**TASK BRIEF:** Output every entry exactly as written.
··· MATERIALS PROVIDED
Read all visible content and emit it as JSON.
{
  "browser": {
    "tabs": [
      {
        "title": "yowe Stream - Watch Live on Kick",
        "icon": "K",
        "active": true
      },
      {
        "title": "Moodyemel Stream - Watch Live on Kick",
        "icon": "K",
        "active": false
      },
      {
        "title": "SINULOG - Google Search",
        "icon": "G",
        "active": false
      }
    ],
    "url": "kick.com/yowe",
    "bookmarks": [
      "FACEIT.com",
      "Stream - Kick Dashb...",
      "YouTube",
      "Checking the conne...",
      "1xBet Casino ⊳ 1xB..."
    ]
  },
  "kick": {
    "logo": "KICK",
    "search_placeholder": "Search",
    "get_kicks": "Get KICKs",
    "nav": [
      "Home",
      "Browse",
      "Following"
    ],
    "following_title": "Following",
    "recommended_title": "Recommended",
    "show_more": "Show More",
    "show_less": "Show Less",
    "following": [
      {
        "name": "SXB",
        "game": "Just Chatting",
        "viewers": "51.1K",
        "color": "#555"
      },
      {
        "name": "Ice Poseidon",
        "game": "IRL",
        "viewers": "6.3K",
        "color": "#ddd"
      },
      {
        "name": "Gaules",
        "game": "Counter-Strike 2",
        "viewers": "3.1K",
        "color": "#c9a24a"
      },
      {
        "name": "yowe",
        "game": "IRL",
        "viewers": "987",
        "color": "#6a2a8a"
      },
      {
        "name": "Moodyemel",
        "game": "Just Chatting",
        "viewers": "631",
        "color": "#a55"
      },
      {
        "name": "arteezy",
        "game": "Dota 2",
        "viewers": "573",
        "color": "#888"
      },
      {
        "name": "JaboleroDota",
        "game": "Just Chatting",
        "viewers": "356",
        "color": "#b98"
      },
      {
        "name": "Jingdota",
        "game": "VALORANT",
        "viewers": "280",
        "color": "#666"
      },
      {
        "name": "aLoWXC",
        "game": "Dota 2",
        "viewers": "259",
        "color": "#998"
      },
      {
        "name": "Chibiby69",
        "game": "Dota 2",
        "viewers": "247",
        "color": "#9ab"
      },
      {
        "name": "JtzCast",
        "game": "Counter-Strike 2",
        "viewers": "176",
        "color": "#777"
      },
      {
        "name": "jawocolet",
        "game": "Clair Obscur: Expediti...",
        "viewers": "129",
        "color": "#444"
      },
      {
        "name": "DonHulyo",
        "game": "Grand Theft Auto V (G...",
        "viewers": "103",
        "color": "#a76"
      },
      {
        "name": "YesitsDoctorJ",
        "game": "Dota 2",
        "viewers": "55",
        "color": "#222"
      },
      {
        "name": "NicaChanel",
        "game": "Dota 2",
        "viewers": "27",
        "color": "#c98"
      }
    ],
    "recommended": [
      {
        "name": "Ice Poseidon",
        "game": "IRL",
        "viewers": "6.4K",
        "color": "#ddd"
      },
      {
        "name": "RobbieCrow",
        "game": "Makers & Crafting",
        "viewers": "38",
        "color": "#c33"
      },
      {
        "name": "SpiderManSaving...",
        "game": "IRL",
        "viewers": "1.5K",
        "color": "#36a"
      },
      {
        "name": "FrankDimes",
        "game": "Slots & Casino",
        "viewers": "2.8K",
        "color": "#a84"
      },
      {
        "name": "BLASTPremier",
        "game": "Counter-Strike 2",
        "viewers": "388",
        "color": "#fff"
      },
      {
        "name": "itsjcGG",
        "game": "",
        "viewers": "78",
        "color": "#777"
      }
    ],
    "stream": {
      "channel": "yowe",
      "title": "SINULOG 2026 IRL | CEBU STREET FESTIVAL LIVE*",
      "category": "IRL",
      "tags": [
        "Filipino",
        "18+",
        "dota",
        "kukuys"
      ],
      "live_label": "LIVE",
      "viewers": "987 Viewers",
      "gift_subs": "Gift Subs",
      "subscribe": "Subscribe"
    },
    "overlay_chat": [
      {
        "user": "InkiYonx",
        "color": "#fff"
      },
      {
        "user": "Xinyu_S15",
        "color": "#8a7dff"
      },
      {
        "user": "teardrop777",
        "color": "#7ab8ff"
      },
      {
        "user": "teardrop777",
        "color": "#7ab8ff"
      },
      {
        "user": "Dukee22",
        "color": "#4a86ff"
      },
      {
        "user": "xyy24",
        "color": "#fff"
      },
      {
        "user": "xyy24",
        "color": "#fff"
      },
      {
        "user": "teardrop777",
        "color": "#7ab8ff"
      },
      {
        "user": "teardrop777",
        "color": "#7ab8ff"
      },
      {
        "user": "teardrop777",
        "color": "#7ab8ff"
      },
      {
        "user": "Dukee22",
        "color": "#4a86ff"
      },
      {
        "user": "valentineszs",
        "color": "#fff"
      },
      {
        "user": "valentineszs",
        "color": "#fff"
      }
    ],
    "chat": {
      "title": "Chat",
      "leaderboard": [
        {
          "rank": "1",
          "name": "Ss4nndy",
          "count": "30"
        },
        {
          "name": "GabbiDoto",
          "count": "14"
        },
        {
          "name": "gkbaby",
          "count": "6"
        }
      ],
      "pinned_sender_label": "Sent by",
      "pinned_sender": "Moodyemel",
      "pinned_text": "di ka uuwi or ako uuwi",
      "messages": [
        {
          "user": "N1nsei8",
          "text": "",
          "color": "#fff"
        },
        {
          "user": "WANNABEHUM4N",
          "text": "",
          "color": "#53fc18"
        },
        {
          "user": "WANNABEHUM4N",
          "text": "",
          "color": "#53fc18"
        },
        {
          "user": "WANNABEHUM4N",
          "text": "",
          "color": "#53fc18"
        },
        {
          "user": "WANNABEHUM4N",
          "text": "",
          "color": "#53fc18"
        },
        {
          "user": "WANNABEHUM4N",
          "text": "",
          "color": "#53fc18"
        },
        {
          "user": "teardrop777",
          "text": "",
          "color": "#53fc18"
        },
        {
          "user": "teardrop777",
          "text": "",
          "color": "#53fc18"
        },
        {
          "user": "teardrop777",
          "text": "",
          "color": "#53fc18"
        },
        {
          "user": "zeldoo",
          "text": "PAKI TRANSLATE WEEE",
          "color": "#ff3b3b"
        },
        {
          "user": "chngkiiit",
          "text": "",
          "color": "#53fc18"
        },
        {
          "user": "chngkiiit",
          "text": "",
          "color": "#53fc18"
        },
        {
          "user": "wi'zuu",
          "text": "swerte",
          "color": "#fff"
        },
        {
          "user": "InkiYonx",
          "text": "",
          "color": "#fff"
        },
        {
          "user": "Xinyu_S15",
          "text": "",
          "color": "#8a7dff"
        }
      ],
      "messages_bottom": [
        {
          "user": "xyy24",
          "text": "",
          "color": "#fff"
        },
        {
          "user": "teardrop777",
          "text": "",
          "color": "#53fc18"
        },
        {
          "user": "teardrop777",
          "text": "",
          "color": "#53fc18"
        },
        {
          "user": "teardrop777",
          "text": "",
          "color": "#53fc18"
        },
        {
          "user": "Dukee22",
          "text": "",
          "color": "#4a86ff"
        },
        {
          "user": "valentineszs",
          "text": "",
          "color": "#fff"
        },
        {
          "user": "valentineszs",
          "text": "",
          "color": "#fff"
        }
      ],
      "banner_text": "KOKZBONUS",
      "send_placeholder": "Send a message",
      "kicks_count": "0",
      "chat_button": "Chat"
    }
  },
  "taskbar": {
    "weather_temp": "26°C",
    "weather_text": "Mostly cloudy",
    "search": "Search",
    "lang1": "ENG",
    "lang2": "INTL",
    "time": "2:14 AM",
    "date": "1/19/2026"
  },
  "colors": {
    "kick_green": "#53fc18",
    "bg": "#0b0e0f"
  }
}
······
**WRITTEN SOLUTION:**
Read all visible content and emit it as JSON.
{
  "browser": {
    "tabs": [
      {
        "title": "yowe Stream - Watch Live on Kick",
        "icon": "K",
        "active": true
      },
      {
        "title": "Moodyemel Stream - Watch Live on Kick",
        "icon": "K",
        "active": false
      },
      {
        "title": "SINULOG - Google Search",
        "icon": "G",
        "active": false
      }
    ],
    "url": "kick.com/yowe",
    "bookmarks": [
      "FACEIT.com",
      "Stream - Kick Dashb...",
      "YouTube",
      "Checking the conne...",
      "1xBet Casino ⊳ 1xB..."
    ]
  },
  "kick": {
    "logo": "KICK",
    "search_placeholder": "Search",
    "get_kicks": "Get KICKs",
    "nav": [
      "Home",
      "Browse",
      "Following"
    ],
    "following_title": "Following",
    "recommended_title": "Recommended",
    "show_more": "Show More",
    "show_less": "Show Less",
    "following": [
      {
        "name": "SXB",
        "game": "Just Chatting",
        "viewers": "51.1K",
        "color": "#555"
      },
      {
        "name": "Ice Poseidon",
        "game": "IRL",
        "viewers": "6.3K",
        "color": "#ddd"
      },
      {
        "name": "Gaules",
        "game": "Counter-Strike 2",
        "viewers": "3.1K",
        "color": "#c9a24a"
      },
      {
        "name": "yowe",
        "game": "IRL",
        "viewers": "987",
        "color": "#6a2a8a"
      },
      {
        "name": "Moodyemel",
        "game": "Just Chatting",
        "viewers": "631",
        "color": "#a55"
      },
      {
        "name": "arteezy",
        "game": "Dota 2",
        "viewers": "573",
        "color": "#888"
      },
      {
        "name": "JaboleroDota",
        "game": "Just Chatting",
        "viewers": "356",
        "color": "#b98"
      },
      {
        "name": "Jingdota",
        "game": "VALORANT",
        "viewers": "280",
        "color": "#666"
      },
      {
        "name": "aLoWXC",
        "game": "Dota 2",
        "viewers": "259",
        "color": "#998"
      },
      {
        "name": "Chibiby69",
        "game": "Dota 2",
        "viewers": "247",
        "color": "#9ab"
      },
      {
        "name": "JtzCast",
        "game": "Counter-Strike 2",
        "viewers": "176",
        "color": "#777"
      },
      {
        "name": "jawocolet",
        "game": "Clair Obscur: Expediti...",
        "viewers": "129",
        "color": "#444"
      },
      {
        "name": "DonHulyo",
        "game": "Grand Theft Auto V (G...",
        "viewers": "103",
        "color": "#a76"
      },
      {
        "name": "YesitsDoctorJ",
        "game": "Dota 2",
        "viewers": "55",
        "color": "#222"
      },
      {
        "name": "NicaChanel",
        "game": "Dota 2",
        "viewers": "27",
        "color": "#c98"
      }
    ],
    "recommended": [
      {
        "name": "Ice Poseidon",
        "game": "IRL",
        "viewers": "6.4K",
        "color": "#ddd"
      },
      {
        "name": "RobbieCrow",
        "game": "Makers & Crafting",
        "viewers": "38",
        "color": "#c33"
      },
      {
        "name": "SpiderManSaving...",
        "game": "IRL",
        "viewers": "1.5K",
        "color": "#36a"
      },
      {
        "name": "FrankDimes",
        "game": "Slots & Casino",
        "viewers": "2.8K",
        "color": "#a84"
      },
      {
        "name": "BLASTPremier",
        "game": "Counter-Strike 2",
        "viewers": "388",
        "color": "#fff"
      },
      {
        "name": "itsjcGG",
        "game": "",
        "viewers": "78",
        "color": "#777"
      }
    ],
    "stream": {
      "channel": "yowe",
      "title": "SINULOG 2026 IRL | CEBU STREET FESTIVAL LIVE*",
      "category": "IRL",
      "tags": [
        "Filipino",
        "18+",
        "dota",
        "kukuys"
      ],
      "live_label": "LIVE",
      "viewers": "987 Viewers",
      "gift_subs": "Gift Subs",
      "subscribe": "Subscribe"
    },
    "overlay_chat": [
      {
        "user": "InkiYonx",
        "color": "#fff"
      },
      {
        "user": "Xinyu_S15",
        "color": "#8a7dff"
      },
      {
        "user": "teardrop777",
        "color": "#7ab8ff"
      },
      {
        "user": "teardrop777",
        "color": "#7ab8ff"
      },
      {
        "user": "Dukee22",
        "color": "#4a86ff"
      },
      {
        "user": "xyy24",
        "color": "#fff"
      },
      {
        "user": "xyy24",
        "color": "#fff"
      },
      {
        "user": "teardrop777",
        "color": "#7ab8ff"
      },
      {
        "user": "teardrop777",
        "color": "#7ab8ff"
      },
      {
        "user": "teardrop777",
        "color": "#7ab8ff"
      },
      {
        "user": "Dukee22",
        "color": "#4a86ff"
      },
      {
        "user": "valentineszs",
        "color": "#fff"
      },
      {
        "user": "valentineszs",
        "color": "#fff"
      }
    ],
    "chat": {
      "title": "Chat",
      "leaderboard": [
        {
          "rank": "1",
          "name": "Ss4nndy",
          "count": "30"
        },
        {
          "name": "GabbiDoto",
          "count": "14"
        },
        {
          "name": "gkbaby",
          "count": "6"
        }
      ],
      "pinned_sender_label": "Sent by",
      "pinned_sender": "Moodyemel",
      "pinned_text": "di ka uuwi or ako uuwi",
      "messages": [
        {
          "user": "N1nsei8",
          "text": "",
          "color": "#fff"
        },
        {
          "user": "WANNABEHUM4N",
          "text": "",
          "color": "#53fc18"
        },
        {
          "user": "WANNABEHUM4N",
          "text": "",
          "color": "#53fc18"
        },
        {
          "user": "WANNABEHUM4N",
          "text": "",
          "color": "#53fc18"
        },
        {
          "user": "WANNABEHUM4N",
          "text": "",
          "color": "#53fc18"
        },
        {
          "user": "WANNABEHUM4N",
          "text": "",
          "color": "#53fc18"
        },
        {
          "user": "teardrop777",
          "text": "",
          "color": "#53fc18"
        },
        {
          "user": "teardrop777",
          "text": "",
          "color": "#53fc18"
        },
        {
          "user": "teardrop777",
          "text": "",
          "color": "#53fc18"
        },
        {
          "user": "zeldoo",
          "text": "PAKI TRANSLATE WEEE",
          "color": "#ff3b3b"
        },
        {
          "user": "chngkiiit",
          "text": "",
          "color": "#53fc18"
        },
        {
          "user": "chngkiiit",
          "text": "",
          "color": "#53fc18"
        },
        {
          "user": "wi'zuu",
          "text": "swerte",
          "color": "#fff"
        },
        {
          "user": "InkiYonx",
          "text": "",
          "color": "#fff"
        },
        {
          "user": "Xinyu_S15",
          "text": "",
          "color": "#8a7dff"
        }
      ],
      "messages_bottom": [
        {
          "user": "xyy24",
          "text": "",
          "color": "#fff"
        },
        {
          "user": "teardrop777",
          "text": "",
          "color": "#53fc18"
        },
        {
          "user": "teardrop777",
          "text": "",
          "color": "#53fc18"
        },
        {
          "user": "teardrop777",
          "text": "",
          "color": "#53fc18"
        },
        {
          "user": "Dukee22",
          "text": "",
          "color": "#4a86ff"
        },
        {
          "user": "valentineszs",
          "text": "",
          "color": "#fff"
        },
        {
          "user": "valentineszs",
          "text": "",
          "color": "#fff"
        }
      ],
      "banner_text": "KOKZBONUS",
      "send_placeholder": "Send a message",
      "kicks_count": "0",
      "chat_button": "Chat"
    }
  },
  "taskbar": {
    "weather_temp": "26°C",
    "weather_text": "Mostly cloudy",
    "search": "Search",
    "lang1": "ENG",
    "lang2": "INTL",
    "time": "2:14 AM",
    "date": "1/19/2026"
  },
  "colors": {
    "kick_green": "#53fc18",
    "bg": "#0b0e0f"
  }
}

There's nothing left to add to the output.